_What you are asked to do_
Make an exact copy of the records, with the images left out.
***
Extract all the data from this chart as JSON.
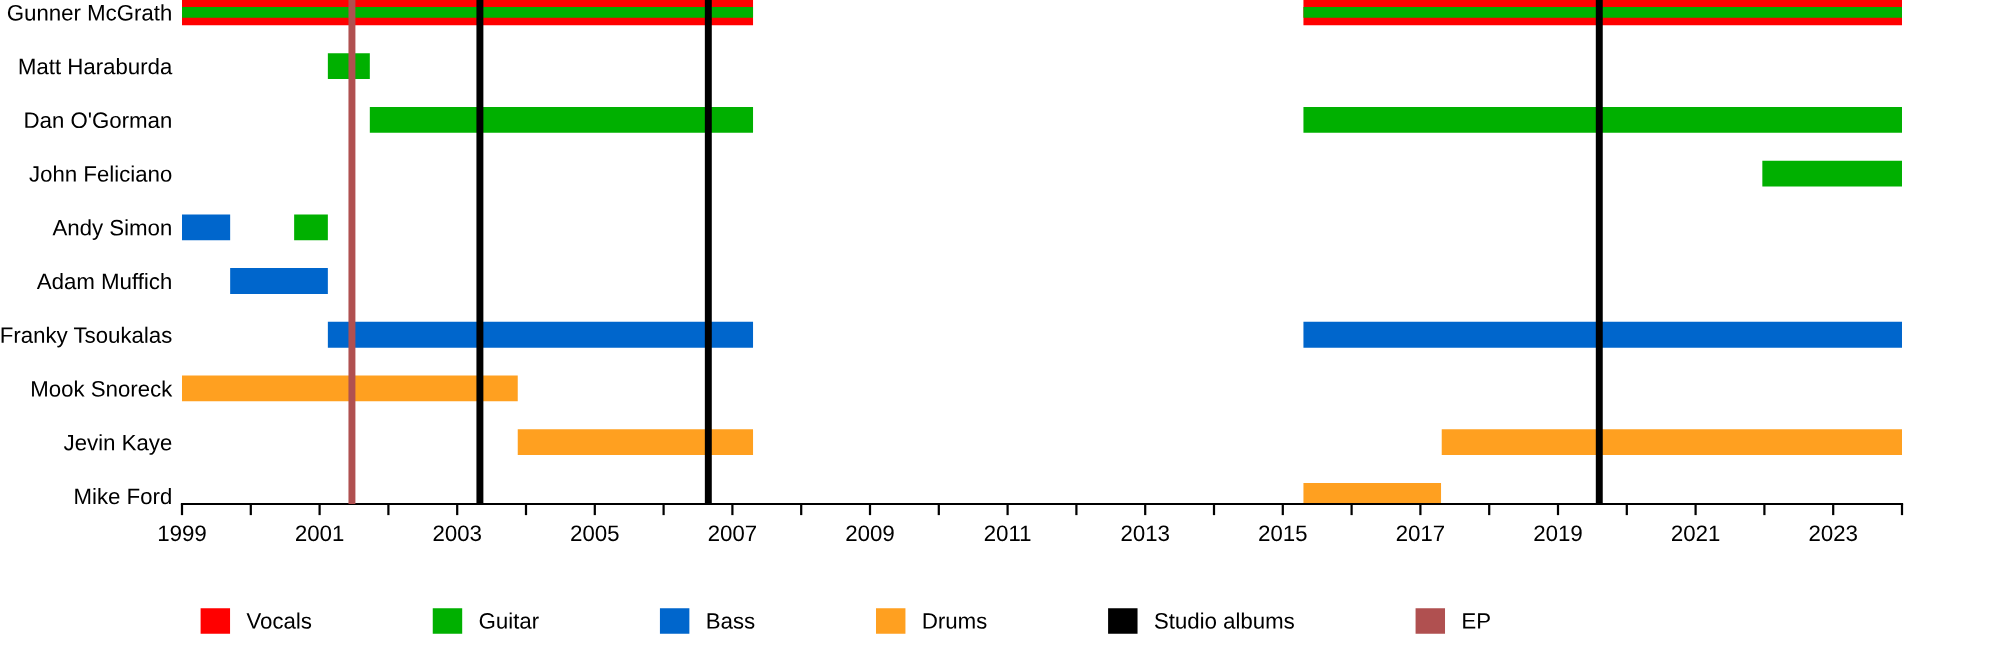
{
  "chart_data": {
    "type": "bar",
    "orientation": "horizontal",
    "legend": "bottom",
    "grid": false,
    "categories": [
      "Gunner McGrath",
      "Matt Haraburda",
      "Dan O'Gorman",
      "John Feliciano",
      "Andy Simon",
      "Adam Muffich",
      "Franky Tsoukalas",
      "Mook Snoreck",
      "Jevin Kaye",
      "Mike Ford"
    ],
    "series": [
      {
        "name": "Vocals",
        "color": "#ff0000",
        "base": [
          1999,
          null,
          null,
          null,
          null,
          null,
          null,
          null,
          null,
          null
        ],
        "values": [
          8.3,
          null,
          null,
          null,
          null,
          null,
          null,
          null,
          null,
          null
        ]
      },
      {
        "color": "#ff0000",
        "base": [
          2015.3,
          null,
          null,
          null,
          null,
          null,
          null,
          null,
          null,
          null
        ],
        "values": [
          8.7,
          null,
          null,
          null,
          null,
          null,
          null,
          null,
          null,
          null
        ]
      },
      {
        "name": "Guitar",
        "color": "#00b000",
        "base": [
          1999,
          2001.12,
          2001.73,
          null,
          2000.63,
          null,
          null,
          null,
          null,
          null
        ],
        "values": [
          8.3,
          0.61,
          5.57,
          null,
          0.49,
          null,
          null,
          null,
          null,
          null
        ]
      },
      {
        "color": "#00b000",
        "base": [
          2015.3,
          null,
          2015.3,
          2021.97,
          null,
          null,
          null,
          null,
          null,
          null
        ],
        "values": [
          8.7,
          null,
          8.7,
          2.03,
          null,
          null,
          null,
          null,
          null,
          null
        ]
      },
      {
        "name": "Bass",
        "color": "#0066cc",
        "base": [
          null,
          null,
          null,
          null,
          1999,
          1999.7,
          2001.12,
          null,
          null,
          null
        ],
        "values": [
          null,
          null,
          null,
          null,
          0.7,
          1.42,
          6.18,
          null,
          null,
          null
        ]
      },
      {
        "color": "#0066cc",
        "base": [
          null,
          null,
          null,
          null,
          null,
          null,
          2015.3,
          null,
          null,
          null
        ],
        "values": [
          null,
          null,
          null,
          null,
          null,
          null,
          8.7,
          null,
          null,
          null
        ]
      },
      {
        "name": "Drums",
        "color": "#ffa020",
        "base": [
          null,
          null,
          null,
          null,
          null,
          null,
          null,
          1999,
          2003.88,
          2015.3
        ],
        "values": [
          null,
          null,
          null,
          null,
          null,
          null,
          null,
          4.88,
          3.42,
          2.0
        ]
      },
      {
        "color": "#ffa020",
        "base": [
          null,
          null,
          null,
          null,
          null,
          null,
          null,
          null,
          2017.31,
          null
        ],
        "values": [
          null,
          null,
          null,
          null,
          null,
          null,
          null,
          null,
          6.69,
          null
        ]
      }
    ],
    "ref_lines": [
      {
        "axis": "x",
        "value": 2003.33,
        "label": "Studio albums",
        "color": "#000000"
      },
      {
        "axis": "x",
        "value": 2006.65,
        "color": "#000000"
      },
      {
        "axis": "x",
        "value": 2019.6,
        "color": "#000000"
      },
      {
        "axis": "x",
        "value": 2001.47,
        "label": "EP",
        "color": "#b05050"
      }
    ],
    "xlim": [
      1999,
      2024
    ],
    "xticks": [
      1999,
      {
        "value": 2000,
        "label": null
      },
      2001,
      {
        "value": 2002,
        "label": null
      },
      2003,
      {
        "value": 2004,
        "label": null
      },
      2005,
      {
        "value": 2006,
        "label": null
      },
      2007,
      {
        "value": 2008,
        "label": null
      },
      2009,
      {
        "value": 2010,
        "label": null
      },
      2011,
      {
        "value": 2012,
        "label": null
      },
      2013,
      {
        "value": 2014,
        "label": null
      },
      2015,
      {
        "value": 2016,
        "label": null
      },
      2017,
      {
        "value": 2018,
        "label": null
      },
      2019,
      {
        "value": 2020,
        "label": null
      },
      2021,
      {
        "value": 2022,
        "label": null
      },
      2023,
      {
        "value": 2024,
        "label": null
      }
    ]
  }
}
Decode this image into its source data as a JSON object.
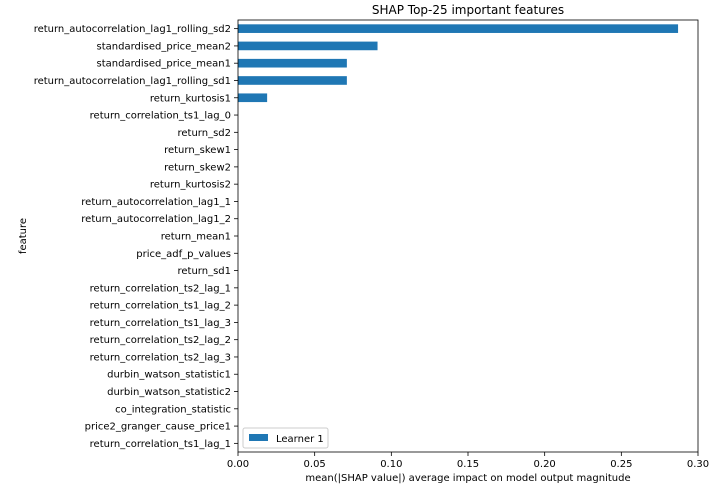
{
  "chart_data": {
    "type": "bar",
    "orientation": "horizontal",
    "title": "SHAP Top-25 important features",
    "xlabel": "mean(|SHAP value|) average impact on model output magnitude",
    "ylabel": "feature",
    "xlim": [
      0,
      0.3
    ],
    "x_ticks": [
      "0.00",
      "0.05",
      "0.10",
      "0.15",
      "0.20",
      "0.25",
      "0.30"
    ],
    "grid": false,
    "legend_position": "lower-left",
    "categories": [
      "return_autocorrelation_lag1_rolling_sd2",
      "standardised_price_mean2",
      "standardised_price_mean1",
      "return_autocorrelation_lag1_rolling_sd1",
      "return_kurtosis1",
      "return_correlation_ts1_lag_0",
      "return_sd2",
      "return_skew1",
      "return_skew2",
      "return_kurtosis2",
      "return_autocorrelation_lag1_1",
      "return_autocorrelation_lag1_2",
      "return_mean1",
      "price_adf_p_values",
      "return_sd1",
      "return_correlation_ts2_lag_1",
      "return_correlation_ts1_lag_2",
      "return_correlation_ts1_lag_3",
      "return_correlation_ts2_lag_2",
      "return_correlation_ts2_lag_3",
      "durbin_watson_statistic1",
      "durbin_watson_statistic2",
      "co_integration_statistic",
      "price2_granger_cause_price1",
      "return_correlation_ts1_lag_1"
    ],
    "series": [
      {
        "name": "Learner 1",
        "color": "#1f77b4",
        "values": [
          0.287,
          0.091,
          0.071,
          0.071,
          0.019,
          0,
          0,
          0,
          0,
          0,
          0,
          0,
          0,
          0,
          0,
          0,
          0,
          0,
          0,
          0,
          0,
          0,
          0,
          0,
          0
        ]
      }
    ]
  }
}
***
_Result below_
Extract all the data from this chart as JSON.
{
  "chart_data": {
    "type": "bar",
    "orientation": "horizontal",
    "legend": "bottom",
    "grid": false,
    "categories": [
      "Gunner McGrath",
      "Matt Haraburda",
      "Dan O'Gorman",
      "John Feliciano",
      "Andy Simon",
      "Adam Muffich",
      "Franky Tsoukalas",
      "Mook Snoreck",
      "Jevin Kaye",
      "Mike Ford"
    ],
    "series": [
      {
        "name": "Vocals",
        "color": "#ff0000",
        "base": [
          1999,
          null,
          null,
          null,
          null,
          null,
          null,
          null,
          null,
          null
        ],
        "values": [
          8.3,
          null,
          null,
          null,
          null,
          null,
          null,
          null,
          null,
          null
        ]
      },
      {
        "color": "#ff0000",
        "base": [
          2015.3,
          null,
          null,
          null,
          null,
          null,
          null,
          null,
          null,
          null
        ],
        "values": [
          8.7,
          null,
          null,
          null,
          null,
          null,
          null,
          null,
          null,
          null
        ]
      },
      {
        "name": "Guitar",
        "color": "#00b000",
        "base": [
          1999,
          2001.12,
          2001.73,
          null,
          2000.63,
          null,
          null,
          null,
          null,
          null
        ],
        "values": [
          8.3,
          0.61,
          5.57,
          null,
          0.49,
          null,
          null,
          null,
          null,
          null
        ]
      },
      {
        "color": "#00b000",
        "base": [
          2015.3,
          null,
          2015.3,
          2021.97,
          null,
          null,
          null,
          null,
          null,
          null
        ],
        "values": [
          8.7,
          null,
          8.7,
          2.03,
          null,
          null,
          null,
          null,
          null,
          null
        ]
      },
      {
        "name": "Bass",
        "color": "#0066cc",
        "base": [
          null,
          null,
          null,
          null,
          1999,
          1999.7,
          2001.12,
          null,
          null,
          null
        ],
        "values": [
          null,
          null,
          null,
          null,
          0.7,
          1.42,
          6.18,
          null,
          null,
          null
        ]
      },
      {
        "color": "#0066cc",
        "base": [
          null,
          null,
          null,
          null,
          null,
          null,
          2015.3,
          null,
          null,
          null
        ],
        "values": [
          null,
          null,
          null,
          null,
          null,
          null,
          8.7,
          null,
          null,
          null
        ]
      },
      {
        "name": "Drums",
        "color": "#ffa020",
        "base": [
          null,
          null,
          null,
          null,
          null,
          null,
          null,
          1999,
          2003.88,
          2015.3
        ],
        "values": [
          null,
          null,
          null,
          null,
          null,
          null,
          null,
          4.88,
          3.42,
          2.0
        ]
      },
      {
        "color": "#ffa020",
        "base": [
          null,
          null,
          null,
          null,
          null,
          null,
          null,
          null,
          2017.31,
          null
        ],
        "values": [
          null,
          null,
          null,
          null,
          null,
          null,
          null,
          null,
          6.69,
          null
        ]
      }
    ],
    "ref_lines": [
      {
        "axis": "x",
        "value": 2003.33,
        "label": "Studio albums",
        "color": "#000000"
      },
      {
        "axis": "x",
        "value": 2006.65,
        "color": "#000000"
      },
      {
        "axis": "x",
        "value": 2019.6,
        "color": "#000000"
      },
      {
        "axis": "x",
        "value": 2001.47,
        "label": "EP",
        "color": "#b05050"
      }
    ],
    "xlim": [
      1999,
      2024
    ],
    "xticks": [
      1999,
      {
        "value": 2000,
        "label": null
      },
      2001,
      {
        "value": 2002,
        "label": null
      },
      2003,
      {
        "value": 2004,
        "label": null
      },
      2005,
      {
        "value": 2006,
        "label": null
      },
      2007,
      {
        "value": 2008,
        "label": null
      },
      2009,
      {
        "value": 2010,
        "label": null
      },
      2011,
      {
        "value": 2012,
        "label": null
      },
      2013,
      {
        "value": 2014,
        "label": null
      },
      2015,
      {
        "value": 2016,
        "label": null
      },
      2017,
      {
        "value": 2018,
        "label": null
      },
      2019,
      {
        "value": 2020,
        "label": null
      },
      2021,
      {
        "value": 2022,
        "label": null
      },
      2023,
      {
        "value": 2024,
        "label": null
      }
    ]
  }
}
Decode this image into its source data as a JSON object.
{
  "chart_data": {
    "type": "bar",
    "orientation": "horizontal",
    "title": "SHAP Top-25 important features",
    "xlabel": "mean(|SHAP value|) average impact on model output magnitude",
    "ylabel": "feature",
    "xlim": [
      0,
      0.3
    ],
    "x_ticks": [
      "0.00",
      "0.05",
      "0.10",
      "0.15",
      "0.20",
      "0.25",
      "0.30"
    ],
    "grid": false,
    "legend_position": "lower-left",
    "categories": [
      "return_autocorrelation_lag1_rolling_sd2",
      "standardised_price_mean2",
      "standardised_price_mean1",
      "return_autocorrelation_lag1_rolling_sd1",
      "return_kurtosis1",
      "return_correlation_ts1_lag_0",
      "return_sd2",
      "return_skew1",
      "return_skew2",
      "return_kurtosis2",
      "return_autocorrelation_lag1_1",
      "return_autocorrelation_lag1_2",
      "return_mean1",
      "price_adf_p_values",
      "return_sd1",
      "return_correlation_ts2_lag_1",
      "return_correlation_ts1_lag_2",
      "return_correlation_ts1_lag_3",
      "return_correlation_ts2_lag_2",
      "return_correlation_ts2_lag_3",
      "durbin_watson_statistic1",
      "durbin_watson_statistic2",
      "co_integration_statistic",
      "price2_granger_cause_price1",
      "return_correlation_ts1_lag_1"
    ],
    "series": [
      {
        "name": "Learner 1",
        "color": "#1f77b4",
        "values": [
          0.287,
          0.091,
          0.071,
          0.071,
          0.019,
          0,
          0,
          0,
          0,
          0,
          0,
          0,
          0,
          0,
          0,
          0,
          0,
          0,
          0,
          0,
          0,
          0,
          0,
          0,
          0
        ]
      }
    ]
  }
}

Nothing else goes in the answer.